• **TASK DIRECTIONS**:
Could you give the data below again, exactly and completely?

· · ·

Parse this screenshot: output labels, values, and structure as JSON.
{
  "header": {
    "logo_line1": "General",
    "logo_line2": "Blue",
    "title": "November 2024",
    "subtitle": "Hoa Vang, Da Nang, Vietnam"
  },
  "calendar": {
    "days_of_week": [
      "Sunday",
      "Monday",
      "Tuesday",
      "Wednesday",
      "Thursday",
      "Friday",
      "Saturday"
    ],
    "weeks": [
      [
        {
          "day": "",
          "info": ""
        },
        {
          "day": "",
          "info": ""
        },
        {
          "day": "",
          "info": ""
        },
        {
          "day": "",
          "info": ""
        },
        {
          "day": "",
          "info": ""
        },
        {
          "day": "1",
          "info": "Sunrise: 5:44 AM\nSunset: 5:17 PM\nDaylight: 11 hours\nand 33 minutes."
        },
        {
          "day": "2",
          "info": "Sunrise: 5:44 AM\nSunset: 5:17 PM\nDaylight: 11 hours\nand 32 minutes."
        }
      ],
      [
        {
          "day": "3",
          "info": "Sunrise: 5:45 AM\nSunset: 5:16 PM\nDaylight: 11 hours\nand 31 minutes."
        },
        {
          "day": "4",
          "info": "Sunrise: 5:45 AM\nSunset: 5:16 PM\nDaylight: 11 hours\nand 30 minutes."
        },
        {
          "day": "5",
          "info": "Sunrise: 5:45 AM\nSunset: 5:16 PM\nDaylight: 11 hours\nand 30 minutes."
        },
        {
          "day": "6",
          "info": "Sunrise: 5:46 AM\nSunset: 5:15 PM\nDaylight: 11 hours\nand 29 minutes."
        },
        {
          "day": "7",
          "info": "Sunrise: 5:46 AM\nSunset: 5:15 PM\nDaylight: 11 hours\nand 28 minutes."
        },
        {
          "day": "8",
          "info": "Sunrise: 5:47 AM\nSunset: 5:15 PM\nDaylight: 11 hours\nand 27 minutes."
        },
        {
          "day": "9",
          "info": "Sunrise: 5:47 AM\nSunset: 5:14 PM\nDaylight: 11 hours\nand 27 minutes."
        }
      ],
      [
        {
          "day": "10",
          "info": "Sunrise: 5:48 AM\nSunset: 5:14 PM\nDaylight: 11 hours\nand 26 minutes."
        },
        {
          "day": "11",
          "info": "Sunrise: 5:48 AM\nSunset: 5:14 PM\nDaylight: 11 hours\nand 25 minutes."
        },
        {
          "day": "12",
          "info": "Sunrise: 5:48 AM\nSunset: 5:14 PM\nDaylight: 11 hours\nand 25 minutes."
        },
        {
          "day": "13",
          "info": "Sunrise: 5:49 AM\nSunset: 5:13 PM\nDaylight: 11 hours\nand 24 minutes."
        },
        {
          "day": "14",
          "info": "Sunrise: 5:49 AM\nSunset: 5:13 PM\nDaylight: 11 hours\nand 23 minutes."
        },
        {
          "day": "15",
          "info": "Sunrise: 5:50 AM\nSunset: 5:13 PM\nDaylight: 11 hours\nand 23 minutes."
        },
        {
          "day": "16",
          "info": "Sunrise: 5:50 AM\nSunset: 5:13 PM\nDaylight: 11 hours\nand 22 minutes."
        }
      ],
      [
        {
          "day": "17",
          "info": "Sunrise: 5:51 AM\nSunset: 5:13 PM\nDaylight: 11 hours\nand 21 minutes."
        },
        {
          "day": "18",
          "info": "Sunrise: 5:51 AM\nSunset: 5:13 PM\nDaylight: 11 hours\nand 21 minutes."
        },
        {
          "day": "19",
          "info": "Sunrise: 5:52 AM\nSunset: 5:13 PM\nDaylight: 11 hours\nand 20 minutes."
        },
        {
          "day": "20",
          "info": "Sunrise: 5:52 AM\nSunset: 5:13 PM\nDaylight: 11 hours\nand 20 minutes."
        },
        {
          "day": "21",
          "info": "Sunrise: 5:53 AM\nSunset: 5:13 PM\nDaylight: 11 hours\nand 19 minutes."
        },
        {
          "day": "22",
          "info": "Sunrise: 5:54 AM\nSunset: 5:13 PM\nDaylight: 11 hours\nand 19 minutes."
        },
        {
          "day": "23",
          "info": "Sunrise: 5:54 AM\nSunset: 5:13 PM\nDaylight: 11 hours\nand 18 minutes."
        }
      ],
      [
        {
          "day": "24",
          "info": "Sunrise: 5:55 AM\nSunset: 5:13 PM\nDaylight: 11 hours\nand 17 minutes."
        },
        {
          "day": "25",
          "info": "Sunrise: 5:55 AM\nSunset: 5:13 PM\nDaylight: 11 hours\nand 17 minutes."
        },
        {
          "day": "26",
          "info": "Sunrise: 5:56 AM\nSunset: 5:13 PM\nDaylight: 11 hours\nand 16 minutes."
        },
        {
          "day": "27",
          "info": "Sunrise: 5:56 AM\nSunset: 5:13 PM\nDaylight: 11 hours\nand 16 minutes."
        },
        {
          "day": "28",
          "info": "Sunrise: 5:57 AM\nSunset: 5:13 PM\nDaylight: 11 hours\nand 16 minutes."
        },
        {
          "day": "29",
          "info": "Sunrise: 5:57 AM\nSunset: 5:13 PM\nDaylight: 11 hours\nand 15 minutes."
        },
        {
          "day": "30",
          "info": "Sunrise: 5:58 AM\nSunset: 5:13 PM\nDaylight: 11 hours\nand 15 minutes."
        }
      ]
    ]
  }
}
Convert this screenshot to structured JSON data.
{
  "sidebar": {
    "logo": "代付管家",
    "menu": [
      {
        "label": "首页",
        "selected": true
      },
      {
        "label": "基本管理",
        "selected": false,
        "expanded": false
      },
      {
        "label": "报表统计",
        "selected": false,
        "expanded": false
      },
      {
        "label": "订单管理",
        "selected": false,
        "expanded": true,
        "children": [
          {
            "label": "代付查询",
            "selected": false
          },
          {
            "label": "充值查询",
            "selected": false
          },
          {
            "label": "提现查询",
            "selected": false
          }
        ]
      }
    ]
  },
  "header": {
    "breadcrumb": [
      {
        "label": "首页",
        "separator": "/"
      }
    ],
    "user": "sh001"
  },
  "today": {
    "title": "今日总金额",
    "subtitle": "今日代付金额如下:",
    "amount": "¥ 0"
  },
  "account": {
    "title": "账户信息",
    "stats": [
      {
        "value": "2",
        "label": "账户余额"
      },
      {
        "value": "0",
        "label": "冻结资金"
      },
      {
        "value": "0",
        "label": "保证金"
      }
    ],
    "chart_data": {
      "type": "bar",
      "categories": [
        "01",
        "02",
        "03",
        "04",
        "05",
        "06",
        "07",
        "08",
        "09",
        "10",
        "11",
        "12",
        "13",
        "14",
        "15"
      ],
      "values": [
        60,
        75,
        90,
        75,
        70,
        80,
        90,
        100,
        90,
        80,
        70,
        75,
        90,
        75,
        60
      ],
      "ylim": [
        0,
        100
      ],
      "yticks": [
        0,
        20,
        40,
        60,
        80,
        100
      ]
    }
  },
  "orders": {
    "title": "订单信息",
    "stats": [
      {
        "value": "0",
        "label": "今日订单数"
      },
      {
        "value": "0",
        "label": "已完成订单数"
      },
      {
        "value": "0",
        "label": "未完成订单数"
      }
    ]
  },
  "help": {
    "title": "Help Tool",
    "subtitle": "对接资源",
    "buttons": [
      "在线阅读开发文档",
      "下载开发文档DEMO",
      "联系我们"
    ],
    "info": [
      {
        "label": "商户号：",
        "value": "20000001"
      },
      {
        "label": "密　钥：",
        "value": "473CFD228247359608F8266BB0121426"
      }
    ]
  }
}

· · ·

• **WORKED SOLUTION**:
Parse this screenshot: output labels, values, and structure as JSON.
{
  "header": {
    "logo_line1": "General",
    "logo_line2": "Blue",
    "title": "November 2024",
    "subtitle": "Hoa Vang, Da Nang, Vietnam"
  },
  "calendar": {
    "days_of_week": [
      "Sunday",
      "Monday",
      "Tuesday",
      "Wednesday",
      "Thursday",
      "Friday",
      "Saturday"
    ],
    "weeks": [
      [
        {
          "day": "",
          "info": ""
        },
        {
          "day": "",
          "info": ""
        },
        {
          "day": "",
          "info": ""
        },
        {
          "day": "",
          "info": ""
        },
        {
          "day": "",
          "info": ""
        },
        {
          "day": "1",
          "info": "Sunrise: 5:44 AM\nSunset: 5:17 PM\nDaylight: 11 hours\nand 33 minutes."
        },
        {
          "day": "2",
          "info": "Sunrise: 5:44 AM\nSunset: 5:17 PM\nDaylight: 11 hours\nand 32 minutes."
        }
      ],
      [
        {
          "day": "3",
          "info": "Sunrise: 5:45 AM\nSunset: 5:16 PM\nDaylight: 11 hours\nand 31 minutes."
        },
        {
          "day": "4",
          "info": "Sunrise: 5:45 AM\nSunset: 5:16 PM\nDaylight: 11 hours\nand 30 minutes."
        },
        {
          "day": "5",
          "info": "Sunrise: 5:45 AM\nSunset: 5:16 PM\nDaylight: 11 hours\nand 30 minutes."
        },
        {
          "day": "6",
          "info": "Sunrise: 5:46 AM\nSunset: 5:15 PM\nDaylight: 11 hours\nand 29 minutes."
        },
        {
          "day": "7",
          "info": "Sunrise: 5:46 AM\nSunset: 5:15 PM\nDaylight: 11 hours\nand 28 minutes."
        },
        {
          "day": "8",
          "info": "Sunrise: 5:47 AM\nSunset: 5:15 PM\nDaylight: 11 hours\nand 27 minutes."
        },
        {
          "day": "9",
          "info": "Sunrise: 5:47 AM\nSunset: 5:14 PM\nDaylight: 11 hours\nand 27 minutes."
        }
      ],
      [
        {
          "day": "10",
          "info": "Sunrise: 5:48 AM\nSunset: 5:14 PM\nDaylight: 11 hours\nand 26 minutes."
        },
        {
          "day": "11",
          "info": "Sunrise: 5:48 AM\nSunset: 5:14 PM\nDaylight: 11 hours\nand 25 minutes."
        },
        {
          "day": "12",
          "info": "Sunrise: 5:48 AM\nSunset: 5:14 PM\nDaylight: 11 hours\nand 25 minutes."
        },
        {
          "day": "13",
          "info": "Sunrise: 5:49 AM\nSunset: 5:13 PM\nDaylight: 11 hours\nand 24 minutes."
        },
        {
          "day": "14",
          "info": "Sunrise: 5:49 AM\nSunset: 5:13 PM\nDaylight: 11 hours\nand 23 minutes."
        },
        {
          "day": "15",
          "info": "Sunrise: 5:50 AM\nSunset: 5:13 PM\nDaylight: 11 hours\nand 23 minutes."
        },
        {
          "day": "16",
          "info": "Sunrise: 5:50 AM\nSunset: 5:13 PM\nDaylight: 11 hours\nand 22 minutes."
        }
      ],
      [
        {
          "day": "17",
          "info": "Sunrise: 5:51 AM\nSunset: 5:13 PM\nDaylight: 11 hours\nand 21 minutes."
        },
        {
          "day": "18",
          "info": "Sunrise: 5:51 AM\nSunset: 5:13 PM\nDaylight: 11 hours\nand 21 minutes."
        },
        {
          "day": "19",
          "info": "Sunrise: 5:52 AM\nSunset: 5:13 PM\nDaylight: 11 hours\nand 20 minutes."
        },
        {
          "day": "20",
          "info": "Sunrise: 5:52 AM\nSunset: 5:13 PM\nDaylight: 11 hours\nand 20 minutes."
        },
        {
          "day": "21",
          "info": "Sunrise: 5:53 AM\nSunset: 5:13 PM\nDaylight: 11 hours\nand 19 minutes."
        },
        {
          "day": "22",
          "info": "Sunrise: 5:54 AM\nSunset: 5:13 PM\nDaylight: 11 hours\nand 19 minutes."
        },
        {
          "day": "23",
          "info": "Sunrise: 5:54 AM\nSunset: 5:13 PM\nDaylight: 11 hours\nand 18 minutes."
        }
      ],
      [
        {
          "day": "24",
          "info": "Sunrise: 5:55 AM\nSunset: 5:13 PM\nDaylight: 11 hours\nand 17 minutes."
        },
        {
          "day": "25",
          "info": "Sunrise: 5:55 AM\nSunset: 5:13 PM\nDaylight: 11 hours\nand 17 minutes."
        },
        {
          "day": "26",
          "info": "Sunrise: 5:56 AM\nSunset: 5:13 PM\nDaylight: 11 hours\nand 16 minutes."
        },
        {
          "day": "27",
          "info": "Sunrise: 5:56 AM\nSunset: 5:13 PM\nDaylight: 11 hours\nand 16 minutes."
        },
        {
          "day": "28",
          "info": "Sunrise: 5:57 AM\nSunset: 5:13 PM\nDaylight: 11 hours\nand 16 minutes."
        },
        {
          "day": "29",
          "info": "Sunrise: 5:57 AM\nSunset: 5:13 PM\nDaylight: 11 hours\nand 15 minutes."
        },
        {
          "day": "30",
          "info": "Sunrise: 5:58 AM\nSunset: 5:13 PM\nDaylight: 11 hours\nand 15 minutes."
        }
      ]
    ]
  }
}
Convert this screenshot to structured JSON data.
{
  "sidebar": {
    "logo": "代付管家",
    "menu": [
      {
        "label": "首页",
        "selected": true
      },
      {
        "label": "基本管理",
        "selected": false,
        "expanded": false
      },
      {
        "label": "报表统计",
        "selected": false,
        "expanded": false
      },
      {
        "label": "订单管理",
        "selected": false,
        "expanded": true,
        "children": [
          {
            "label": "代付查询",
            "selected": false
          },
          {
            "label": "充值查询",
            "selected": false
          },
          {
            "label": "提现查询",
            "selected": false
          }
        ]
      }
    ]
  },
  "header": {
    "breadcrumb": [
      {
        "label": "首页",
        "separator": "/"
      }
    ],
    "user": "sh001"
  },
  "today": {
    "title": "今日总金额",
    "subtitle": "今日代付金额如下:",
    "amount": "¥ 0"
  },
  "account": {
    "title": "账户信息",
    "stats": [
      {
        "value": "2",
        "label": "账户余额"
      },
      {
        "value": "0",
        "label": "冻结资金"
      },
      {
        "value": "0",
        "label": "保证金"
      }
    ],
    "chart_data": {
      "type": "bar",
      "categories": [
        "01",
        "02",
        "03",
        "04",
        "05",
        "06",
        "07",
        "08",
        "09",
        "10",
        "11",
        "12",
        "13",
        "14",
        "15"
      ],
      "values": [
        60,
        75,
        90,
        75,
        70,
        80,
        90,
        100,
        90,
        80,
        70,
        75,
        90,
        75,
        60
      ],
      "ylim": [
        0,
        100
      ],
      "yticks": [
        0,
        20,
        40,
        60,
        80,
        100
      ]
    }
  },
  "orders": {
    "title": "订单信息",
    "stats": [
      {
        "value": "0",
        "label": "今日订单数"
      },
      {
        "value": "0",
        "label": "已完成订单数"
      },
      {
        "value": "0",
        "label": "未完成订单数"
      }
    ]
  },
  "help": {
    "title": "Help Tool",
    "subtitle": "对接资源",
    "buttons": [
      "在线阅读开发文档",
      "下载开发文档DEMO",
      "联系我们"
    ],
    "info": [
      {
        "label": "商户号：",
        "value": "20000001"
      },
      {
        "label": "密　钥：",
        "value": "473CFD228247359608F8266BB0121426"
      }
    ]
  }
}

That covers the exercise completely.